[Work to be completed] Skip the images. Copy the records exactly as written.

(Data listing)
++++++

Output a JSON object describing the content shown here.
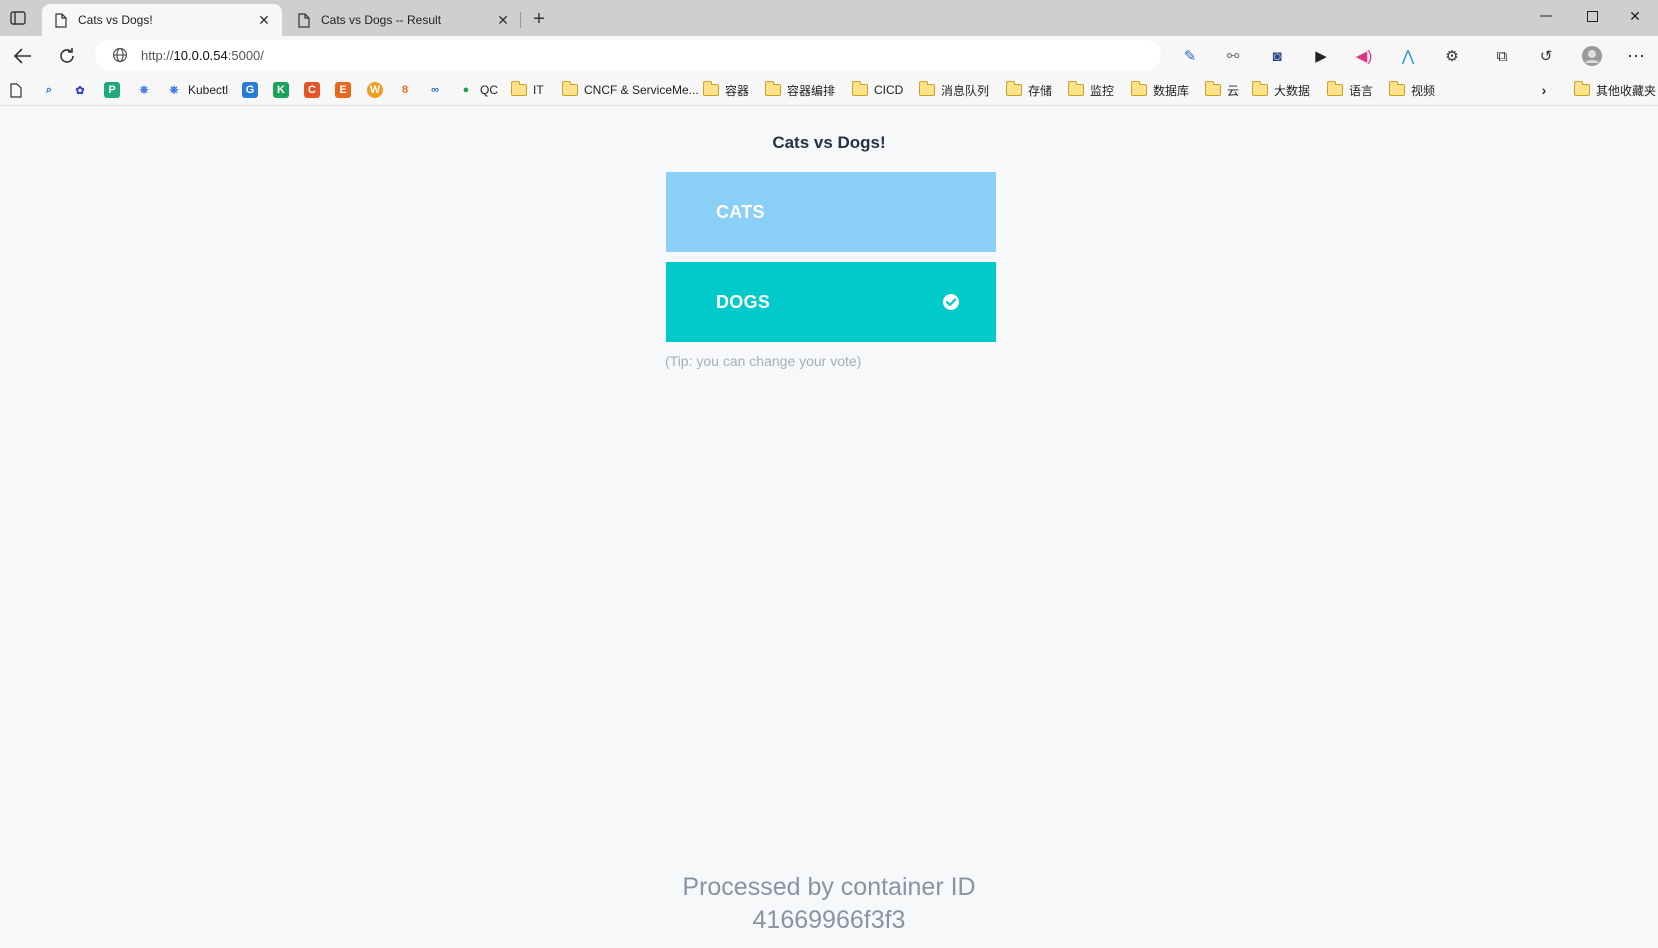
{
  "browser": {
    "tabs": [
      {
        "title": "Cats vs Dogs!",
        "active": true
      },
      {
        "title": "Cats vs Dogs -- Result",
        "active": false
      }
    ],
    "url_prefix": "http://",
    "url_host": "10.0.0.54",
    "url_suffix": ":5000/",
    "bookmarks": [
      {
        "label": "Kubectl",
        "icon": "kubernetes-icon"
      },
      {
        "label": "QC",
        "icon": "person-icon"
      },
      {
        "label": "IT",
        "icon": "folder-icon"
      },
      {
        "label": "CNCF & ServiceMe...",
        "icon": "folder-icon"
      },
      {
        "label": "容器",
        "icon": "folder-icon"
      },
      {
        "label": "容器编排",
        "icon": "folder-icon"
      },
      {
        "label": "CICD",
        "icon": "folder-icon"
      },
      {
        "label": "消息队列",
        "icon": "folder-icon"
      },
      {
        "label": "存储",
        "icon": "folder-icon"
      },
      {
        "label": "监控",
        "icon": "folder-icon"
      },
      {
        "label": "数据库",
        "icon": "folder-icon"
      },
      {
        "label": "云",
        "icon": "folder-icon"
      },
      {
        "label": "大数据",
        "icon": "folder-icon"
      },
      {
        "label": "语言",
        "icon": "folder-icon"
      },
      {
        "label": "视频",
        "icon": "folder-icon"
      },
      {
        "label": "其他收藏夹",
        "icon": "folder-icon"
      }
    ]
  },
  "page": {
    "title": "Cats vs Dogs!",
    "option_a": "CATS",
    "option_b": "DOGS",
    "selected": "DOGS",
    "tip": "(Tip: you can change your vote)",
    "footer_line1": "Processed by container ID",
    "footer_line2": "41669966f3f3"
  },
  "colors": {
    "cats": "#89cff6",
    "dogs": "#00cbca",
    "background": "#f7f8fa"
  }
}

++++++

[Reply to the exercise]
Output a JSON object describing the content shown here.
{
  "browser": {
    "tabs": [
      {
        "title": "Cats vs Dogs!",
        "active": true
      },
      {
        "title": "Cats vs Dogs -- Result",
        "active": false
      }
    ],
    "url_prefix": "http://",
    "url_host": "10.0.0.54",
    "url_suffix": ":5000/",
    "bookmarks": [
      {
        "label": "Kubectl",
        "icon": "kubernetes-icon"
      },
      {
        "label": "QC",
        "icon": "person-icon"
      },
      {
        "label": "IT",
        "icon": "folder-icon"
      },
      {
        "label": "CNCF & ServiceMe...",
        "icon": "folder-icon"
      },
      {
        "label": "容器",
        "icon": "folder-icon"
      },
      {
        "label": "容器编排",
        "icon": "folder-icon"
      },
      {
        "label": "CICD",
        "icon": "folder-icon"
      },
      {
        "label": "消息队列",
        "icon": "folder-icon"
      },
      {
        "label": "存储",
        "icon": "folder-icon"
      },
      {
        "label": "监控",
        "icon": "folder-icon"
      },
      {
        "label": "数据库",
        "icon": "folder-icon"
      },
      {
        "label": "云",
        "icon": "folder-icon"
      },
      {
        "label": "大数据",
        "icon": "folder-icon"
      },
      {
        "label": "语言",
        "icon": "folder-icon"
      },
      {
        "label": "视频",
        "icon": "folder-icon"
      },
      {
        "label": "其他收藏夹",
        "icon": "folder-icon"
      }
    ]
  },
  "page": {
    "title": "Cats vs Dogs!",
    "option_a": "CATS",
    "option_b": "DOGS",
    "selected": "DOGS",
    "tip": "(Tip: you can change your vote)",
    "footer_line1": "Processed by container ID",
    "footer_line2": "41669966f3f3"
  },
  "colors": {
    "cats": "#89cff6",
    "dogs": "#00cbca",
    "background": "#f7f8fa"
  }
}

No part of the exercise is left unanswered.